=== Written problem ===
Return the material word for word. Do not include the pictures.

=== Data shown ===
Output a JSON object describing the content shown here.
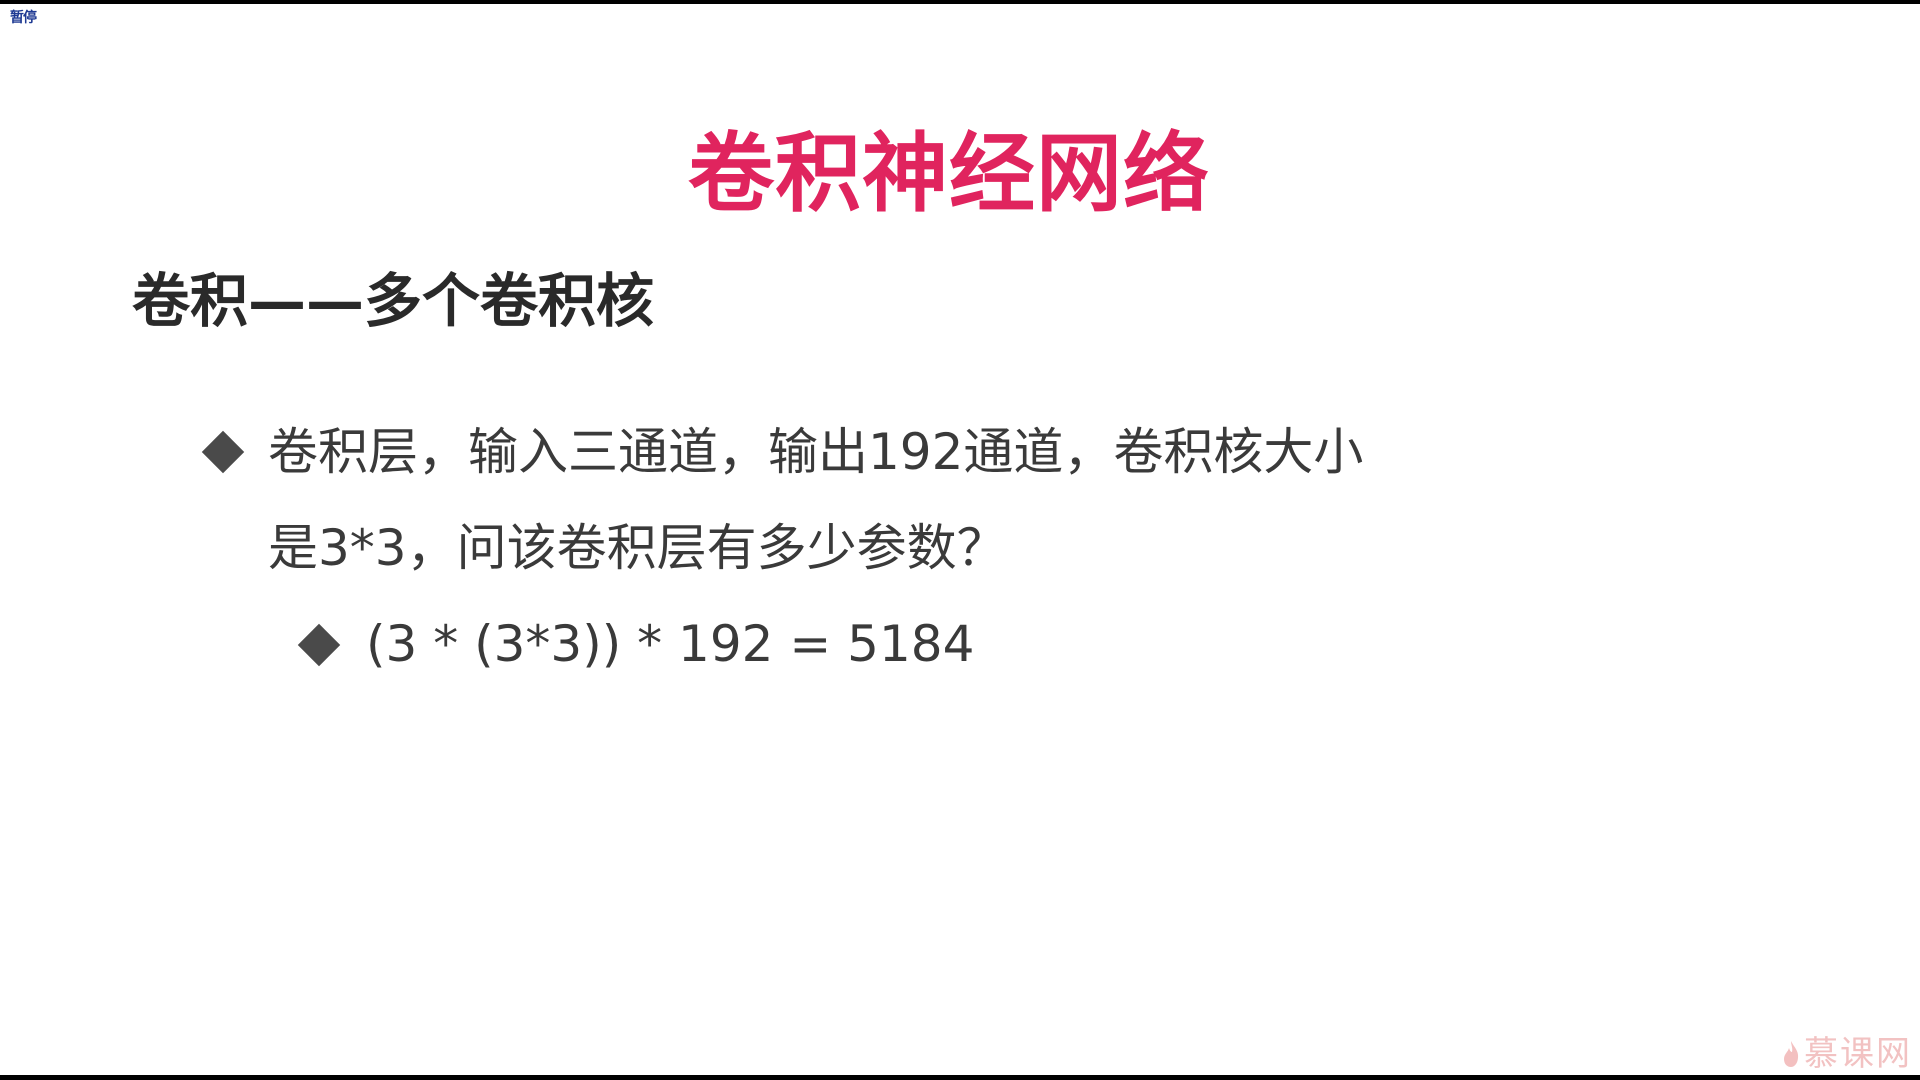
{
  "player": {
    "pause_label": "暂停"
  },
  "slide": {
    "title": "卷积神经网络",
    "subtitle": "卷积——多个卷积核",
    "bullets": [
      {
        "line1": "卷积层，输入三通道，输出192通道，卷积核大小",
        "line2": "是3*3，问该卷积层有多少参数？"
      },
      {
        "text": "(3 * (3*3)) * 192 = 5184"
      }
    ]
  },
  "watermark": {
    "text": "慕课网",
    "icon": "flame-logo-icon"
  },
  "colors": {
    "title": "#e0245e",
    "subtitle": "#2a2a2a",
    "body": "#3a3a3a",
    "bullet_marker": "#4a4a4a",
    "watermark": "#f0b8b8",
    "background": "#ffffff",
    "frame": "#000000"
  }
}
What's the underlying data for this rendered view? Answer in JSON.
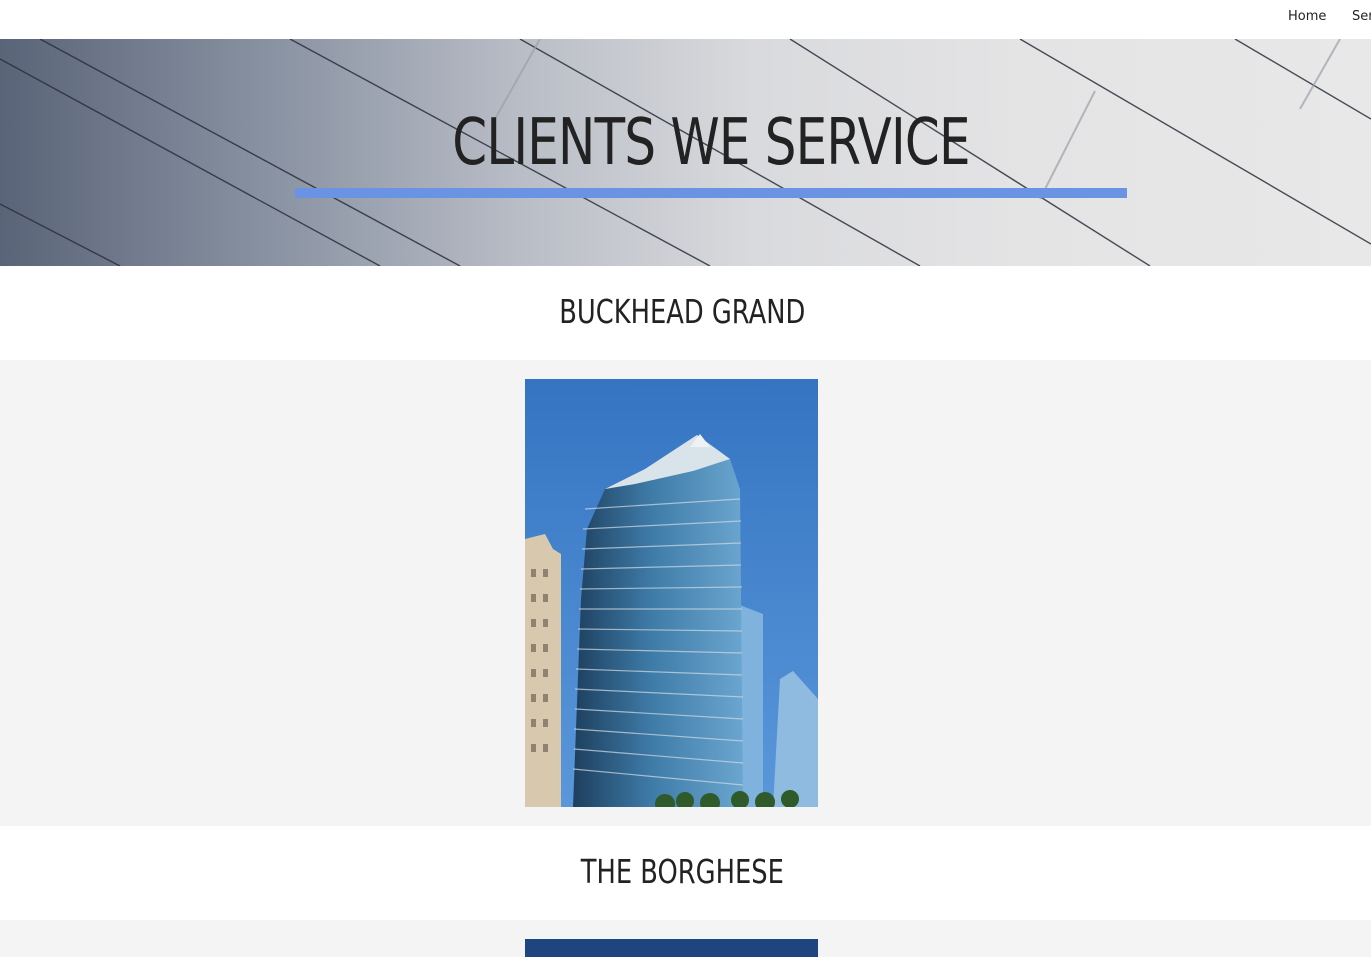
{
  "nav": {
    "home_label": "Home",
    "services_label": "Ser"
  },
  "hero": {
    "title": "CLIENTS WE SERVICE"
  },
  "clients": [
    {
      "name": "BUCKHEAD GRAND"
    },
    {
      "name": "THE BORGHESE"
    }
  ],
  "colors": {
    "accent": "#6b93e3",
    "sky": "#3e7cc8",
    "panel_bg": "#f4f4f4",
    "text": "#222222"
  }
}
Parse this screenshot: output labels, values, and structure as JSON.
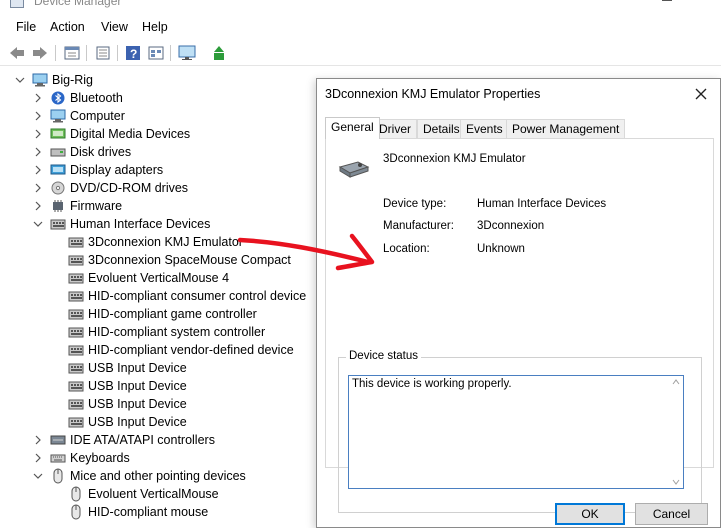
{
  "window": {
    "title": "Device Manager"
  },
  "menu": [
    "File",
    "Action",
    "View",
    "Help"
  ],
  "toolbar": [
    "back-icon",
    "forward-icon",
    "show-hide-icon",
    "properties-icon",
    "help-icon",
    "view-icon",
    "monitor-icon",
    "update-driver-icon"
  ],
  "tree": [
    {
      "label": "Big-Rig",
      "level": 0,
      "expanded": true,
      "icon": "computer-icon"
    },
    {
      "label": "Bluetooth",
      "level": 1,
      "expanded": false,
      "icon": "bluetooth-icon"
    },
    {
      "label": "Computer",
      "level": 1,
      "expanded": false,
      "icon": "computer-icon"
    },
    {
      "label": "Digital Media Devices",
      "level": 1,
      "expanded": false,
      "icon": "media-icon"
    },
    {
      "label": "Disk drives",
      "level": 1,
      "expanded": false,
      "icon": "disk-icon"
    },
    {
      "label": "Display adapters",
      "level": 1,
      "expanded": false,
      "icon": "display-icon"
    },
    {
      "label": "DVD/CD-ROM drives",
      "level": 1,
      "expanded": false,
      "icon": "dvd-icon"
    },
    {
      "label": "Firmware",
      "level": 1,
      "expanded": false,
      "icon": "chip-icon"
    },
    {
      "label": "Human Interface Devices",
      "level": 1,
      "expanded": true,
      "icon": "hid-icon"
    },
    {
      "label": "3Dconnexion KMJ Emulator",
      "level": 2,
      "icon": "hid-icon"
    },
    {
      "label": "3Dconnexion SpaceMouse Compact",
      "level": 2,
      "icon": "hid-icon"
    },
    {
      "label": "Evoluent VerticalMouse 4",
      "level": 2,
      "icon": "hid-icon"
    },
    {
      "label": "HID-compliant consumer control device",
      "level": 2,
      "icon": "hid-icon"
    },
    {
      "label": "HID-compliant game controller",
      "level": 2,
      "icon": "hid-icon"
    },
    {
      "label": "HID-compliant system controller",
      "level": 2,
      "icon": "hid-icon"
    },
    {
      "label": "HID-compliant vendor-defined device",
      "level": 2,
      "icon": "hid-icon"
    },
    {
      "label": "USB Input Device",
      "level": 2,
      "icon": "hid-icon"
    },
    {
      "label": "USB Input Device",
      "level": 2,
      "icon": "hid-icon"
    },
    {
      "label": "USB Input Device",
      "level": 2,
      "icon": "hid-icon"
    },
    {
      "label": "USB Input Device",
      "level": 2,
      "icon": "hid-icon"
    },
    {
      "label": "IDE ATA/ATAPI controllers",
      "level": 1,
      "expanded": false,
      "icon": "ide-icon"
    },
    {
      "label": "Keyboards",
      "level": 1,
      "expanded": false,
      "icon": "keyboard-icon"
    },
    {
      "label": "Mice and other pointing devices",
      "level": 1,
      "expanded": true,
      "icon": "mouse-icon"
    },
    {
      "label": "Evoluent VerticalMouse",
      "level": 2,
      "icon": "mouse-icon"
    },
    {
      "label": "HID-compliant mouse",
      "level": 2,
      "icon": "mouse-icon"
    }
  ],
  "dialog": {
    "title": "3Dconnexion KMJ Emulator Properties",
    "tabs": [
      "General",
      "Driver",
      "Details",
      "Events",
      "Power Management"
    ],
    "active_tab": "General",
    "device_name": "3Dconnexion KMJ Emulator",
    "device_type_label": "Device type:",
    "device_type": "Human Interface Devices",
    "manufacturer_label": "Manufacturer:",
    "manufacturer": "3Dconnexion",
    "location_label": "Location:",
    "location": "Unknown",
    "status_group": "Device status",
    "status_text": "This device is working properly.",
    "ok": "OK",
    "cancel": "Cancel"
  },
  "colors": {
    "annotation_arrow": "#e8121f",
    "focus_border": "#0078d7"
  }
}
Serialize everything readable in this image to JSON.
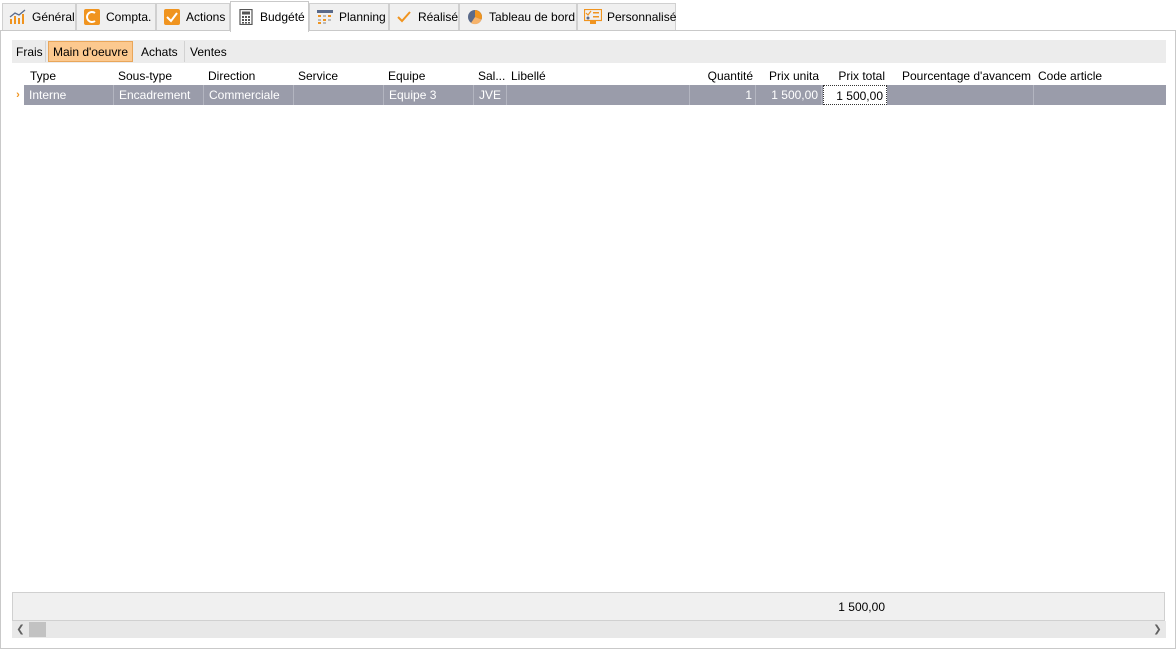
{
  "tabs": [
    {
      "label": "Général",
      "icon": "chart-icon"
    },
    {
      "label": "Compta.",
      "icon": "compta-icon"
    },
    {
      "label": "Actions",
      "icon": "checkbox-icon"
    },
    {
      "label": "Budgété",
      "icon": "calculator-icon"
    },
    {
      "label": "Planning",
      "icon": "planning-icon"
    },
    {
      "label": "Réalisé",
      "icon": "check-icon"
    },
    {
      "label": "Tableau de bord",
      "icon": "pie-chart-icon"
    },
    {
      "label": "Personnalisé",
      "icon": "personalize-icon"
    }
  ],
  "active_tab": "Budgété",
  "subtabs": [
    {
      "label": "Frais"
    },
    {
      "label": "Main d'oeuvre"
    },
    {
      "label": "Achats"
    },
    {
      "label": "Ventes"
    }
  ],
  "active_subtab": "Main d'oeuvre",
  "grid": {
    "columns": [
      "Type",
      "Sous-type",
      "Direction",
      "Service",
      "Equipe",
      "Sal...",
      "Libellé",
      "Quantité",
      "Prix unita",
      "Prix total",
      "Pourcentage d'avancem",
      "Code article"
    ],
    "rows": [
      [
        "Interne",
        "Encadrement",
        "Commerciale",
        "",
        "Equipe 3",
        "JVE",
        "",
        "1",
        "1 500,00",
        "1 500,00",
        "",
        ""
      ]
    ],
    "row_indicator": "›"
  },
  "footer": {
    "total": "1 500,00"
  },
  "colors": {
    "accent": "#f0941f",
    "selected_row": "#9a9caa",
    "active_subtab": "#fcc98f"
  }
}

=== Exercise solution ===
Output a JSON object describing the content shown here.
{
  "player": {
    "pause_label": "暂停"
  },
  "slide": {
    "title": "卷积神经网络",
    "subtitle": "卷积——多个卷积核",
    "bullets": [
      {
        "line1": "卷积层，输入三通道，输出192通道，卷积核大小",
        "line2": "是3*3，问该卷积层有多少参数？"
      },
      {
        "text": "(3 * (3*3)) * 192 = 5184"
      }
    ]
  },
  "watermark": {
    "text": "慕课网",
    "icon": "flame-logo-icon"
  },
  "colors": {
    "title": "#e0245e",
    "subtitle": "#2a2a2a",
    "body": "#3a3a3a",
    "bullet_marker": "#4a4a4a",
    "watermark": "#f0b8b8",
    "background": "#ffffff",
    "frame": "#000000"
  }
}
What's the underlying data for this rendered view? Answer in JSON.
{
  "nav": {
    "home_label": "Home",
    "services_label": "Ser"
  },
  "hero": {
    "title": "CLIENTS WE SERVICE"
  },
  "clients": [
    {
      "name": "BUCKHEAD GRAND"
    },
    {
      "name": "THE BORGHESE"
    }
  ],
  "colors": {
    "accent": "#6b93e3",
    "sky": "#3e7cc8",
    "panel_bg": "#f4f4f4",
    "text": "#222222"
  }
}
Parse this screenshot: output labels, values, and structure as JSON.
{
  "window": {
    "title": "Device Manager"
  },
  "menu": [
    "File",
    "Action",
    "View",
    "Help"
  ],
  "toolbar": [
    "back-icon",
    "forward-icon",
    "show-hide-icon",
    "properties-icon",
    "help-icon",
    "view-icon",
    "monitor-icon",
    "update-driver-icon"
  ],
  "tree": [
    {
      "label": "Big-Rig",
      "level": 0,
      "expanded": true,
      "icon": "computer-icon"
    },
    {
      "label": "Bluetooth",
      "level": 1,
      "expanded": false,
      "icon": "bluetooth-icon"
    },
    {
      "label": "Computer",
      "level": 1,
      "expanded": false,
      "icon": "computer-icon"
    },
    {
      "label": "Digital Media Devices",
      "level": 1,
      "expanded": false,
      "icon": "media-icon"
    },
    {
      "label": "Disk drives",
      "level": 1,
      "expanded": false,
      "icon": "disk-icon"
    },
    {
      "label": "Display adapters",
      "level": 1,
      "expanded": false,
      "icon": "display-icon"
    },
    {
      "label": "DVD/CD-ROM drives",
      "level": 1,
      "expanded": false,
      "icon": "dvd-icon"
    },
    {
      "label": "Firmware",
      "level": 1,
      "expanded": false,
      "icon": "chip-icon"
    },
    {
      "label": "Human Interface Devices",
      "level": 1,
      "expanded": true,
      "icon": "hid-icon"
    },
    {
      "label": "3Dconnexion KMJ Emulator",
      "level": 2,
      "icon": "hid-icon"
    },
    {
      "label": "3Dconnexion SpaceMouse Compact",
      "level": 2,
      "icon": "hid-icon"
    },
    {
      "label": "Evoluent VerticalMouse 4",
      "level": 2,
      "icon": "hid-icon"
    },
    {
      "label": "HID-compliant consumer control device",
      "level": 2,
      "icon": "hid-icon"
    },
    {
      "label": "HID-compliant game controller",
      "level": 2,
      "icon": "hid-icon"
    },
    {
      "label": "HID-compliant system controller",
      "level": 2,
      "icon": "hid-icon"
    },
    {
      "label": "HID-compliant vendor-defined device",
      "level": 2,
      "icon": "hid-icon"
    },
    {
      "label": "USB Input Device",
      "level": 2,
      "icon": "hid-icon"
    },
    {
      "label": "USB Input Device",
      "level": 2,
      "icon": "hid-icon"
    },
    {
      "label": "USB Input Device",
      "level": 2,
      "icon": "hid-icon"
    },
    {
      "label": "USB Input Device",
      "level": 2,
      "icon": "hid-icon"
    },
    {
      "label": "IDE ATA/ATAPI controllers",
      "level": 1,
      "expanded": false,
      "icon": "ide-icon"
    },
    {
      "label": "Keyboards",
      "level": 1,
      "expanded": false,
      "icon": "keyboard-icon"
    },
    {
      "label": "Mice and other pointing devices",
      "level": 1,
      "expanded": true,
      "icon": "mouse-icon"
    },
    {
      "label": "Evoluent VerticalMouse",
      "level": 2,
      "icon": "mouse-icon"
    },
    {
      "label": "HID-compliant mouse",
      "level": 2,
      "icon": "mouse-icon"
    }
  ],
  "dialog": {
    "title": "3Dconnexion KMJ Emulator Properties",
    "tabs": [
      "General",
      "Driver",
      "Details",
      "Events",
      "Power Management"
    ],
    "active_tab": "General",
    "device_name": "3Dconnexion KMJ Emulator",
    "device_type_label": "Device type:",
    "device_type": "Human Interface Devices",
    "manufacturer_label": "Manufacturer:",
    "manufacturer": "3Dconnexion",
    "location_label": "Location:",
    "location": "Unknown",
    "status_group": "Device status",
    "status_text": "This device is working properly.",
    "ok": "OK",
    "cancel": "Cancel"
  },
  "colors": {
    "annotation_arrow": "#e8121f",
    "focus_border": "#0078d7"
  }
}
Serialize everything readable in this image to JSON.
{
  "tabs": [
    {
      "label": "Général",
      "icon": "chart-icon"
    },
    {
      "label": "Compta.",
      "icon": "compta-icon"
    },
    {
      "label": "Actions",
      "icon": "checkbox-icon"
    },
    {
      "label": "Budgété",
      "icon": "calculator-icon"
    },
    {
      "label": "Planning",
      "icon": "planning-icon"
    },
    {
      "label": "Réalisé",
      "icon": "check-icon"
    },
    {
      "label": "Tableau de bord",
      "icon": "pie-chart-icon"
    },
    {
      "label": "Personnalisé",
      "icon": "personalize-icon"
    }
  ],
  "active_tab": "Budgété",
  "subtabs": [
    {
      "label": "Frais"
    },
    {
      "label": "Main d'oeuvre"
    },
    {
      "label": "Achats"
    },
    {
      "label": "Ventes"
    }
  ],
  "active_subtab": "Main d'oeuvre",
  "grid": {
    "columns": [
      "Type",
      "Sous-type",
      "Direction",
      "Service",
      "Equipe",
      "Sal...",
      "Libellé",
      "Quantité",
      "Prix unita",
      "Prix total",
      "Pourcentage d'avancem",
      "Code article"
    ],
    "rows": [
      [
        "Interne",
        "Encadrement",
        "Commerciale",
        "",
        "Equipe 3",
        "JVE",
        "",
        "1",
        "1 500,00",
        "1 500,00",
        "",
        ""
      ]
    ],
    "row_indicator": "›"
  },
  "footer": {
    "total": "1 500,00"
  },
  "colors": {
    "accent": "#f0941f",
    "selected_row": "#9a9caa",
    "active_subtab": "#fcc98f"
  }
}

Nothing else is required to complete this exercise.